Start EXCERPTED DATA

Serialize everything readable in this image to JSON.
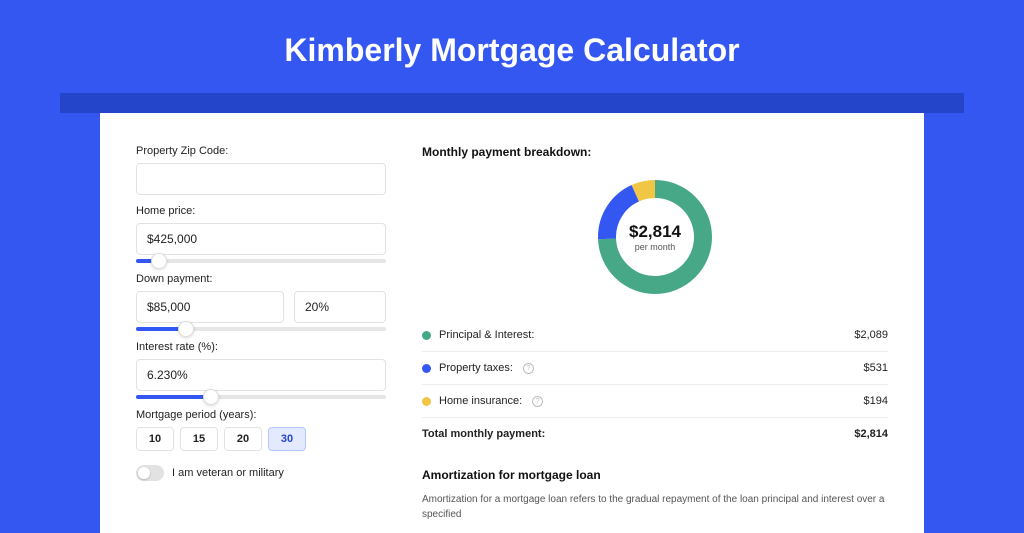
{
  "title": "Kimberly Mortgage Calculator",
  "colors": {
    "principal": "#46a887",
    "taxes": "#3457f1",
    "insurance": "#f1c644"
  },
  "form": {
    "zip": {
      "label": "Property Zip Code:",
      "value": ""
    },
    "price": {
      "label": "Home price:",
      "value": "$425,000",
      "slider_pct": 9
    },
    "down": {
      "label": "Down payment:",
      "amount": "$85,000",
      "pct": "20%",
      "slider_pct": 20
    },
    "rate": {
      "label": "Interest rate (%):",
      "value": "6.230%",
      "slider_pct": 30
    },
    "period": {
      "label": "Mortgage period (years):",
      "options": [
        "10",
        "15",
        "20",
        "30"
      ],
      "selected": "30"
    },
    "veteran_label": "I am veteran or military",
    "veteran_on": false
  },
  "breakdown": {
    "title": "Monthly payment breakdown:",
    "center_amount": "$2,814",
    "center_sub": "per month",
    "items": [
      {
        "key": "principal",
        "label": "Principal & Interest:",
        "amount": "$2,089",
        "info": false
      },
      {
        "key": "taxes",
        "label": "Property taxes:",
        "amount": "$531",
        "info": true
      },
      {
        "key": "insurance",
        "label": "Home insurance:",
        "amount": "$194",
        "info": true
      }
    ],
    "total_label": "Total monthly payment:",
    "total_amount": "$2,814"
  },
  "chart_data": {
    "type": "pie",
    "title": "Monthly payment breakdown",
    "series": [
      {
        "name": "Principal & Interest",
        "value": 2089,
        "color": "#46a887"
      },
      {
        "name": "Property taxes",
        "value": 531,
        "color": "#3457f1"
      },
      {
        "name": "Home insurance",
        "value": 194,
        "color": "#f1c644"
      }
    ],
    "total": 2814,
    "center_label": "$2,814 per month"
  },
  "amort": {
    "title": "Amortization for mortgage loan",
    "text": "Amortization for a mortgage loan refers to the gradual repayment of the loan principal and interest over a specified"
  }
}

End EXCERPTED DATA

▸ AIM:
Quote every entry exactly, with the pictures omitted.

▸ EXERCISE OUTPUT:
Serialize everything readable in this image to JSON.
{
  "title": "Kimberly Mortgage Calculator",
  "colors": {
    "principal": "#46a887",
    "taxes": "#3457f1",
    "insurance": "#f1c644"
  },
  "form": {
    "zip": {
      "label": "Property Zip Code:",
      "value": ""
    },
    "price": {
      "label": "Home price:",
      "value": "$425,000",
      "slider_pct": 9
    },
    "down": {
      "label": "Down payment:",
      "amount": "$85,000",
      "pct": "20%",
      "slider_pct": 20
    },
    "rate": {
      "label": "Interest rate (%):",
      "value": "6.230%",
      "slider_pct": 30
    },
    "period": {
      "label": "Mortgage period (years):",
      "options": [
        "10",
        "15",
        "20",
        "30"
      ],
      "selected": "30"
    },
    "veteran_label": "I am veteran or military",
    "veteran_on": false
  },
  "breakdown": {
    "title": "Monthly payment breakdown:",
    "center_amount": "$2,814",
    "center_sub": "per month",
    "items": [
      {
        "key": "principal",
        "label": "Principal & Interest:",
        "amount": "$2,089",
        "info": false
      },
      {
        "key": "taxes",
        "label": "Property taxes:",
        "amount": "$531",
        "info": true
      },
      {
        "key": "insurance",
        "label": "Home insurance:",
        "amount": "$194",
        "info": true
      }
    ],
    "total_label": "Total monthly payment:",
    "total_amount": "$2,814"
  },
  "chart_data": {
    "type": "pie",
    "title": "Monthly payment breakdown",
    "series": [
      {
        "name": "Principal & Interest",
        "value": 2089,
        "color": "#46a887"
      },
      {
        "name": "Property taxes",
        "value": 531,
        "color": "#3457f1"
      },
      {
        "name": "Home insurance",
        "value": 194,
        "color": "#f1c644"
      }
    ],
    "total": 2814,
    "center_label": "$2,814 per month"
  },
  "amort": {
    "title": "Amortization for mortgage loan",
    "text": "Amortization for a mortgage loan refers to the gradual repayment of the loan principal and interest over a specified"
  }
}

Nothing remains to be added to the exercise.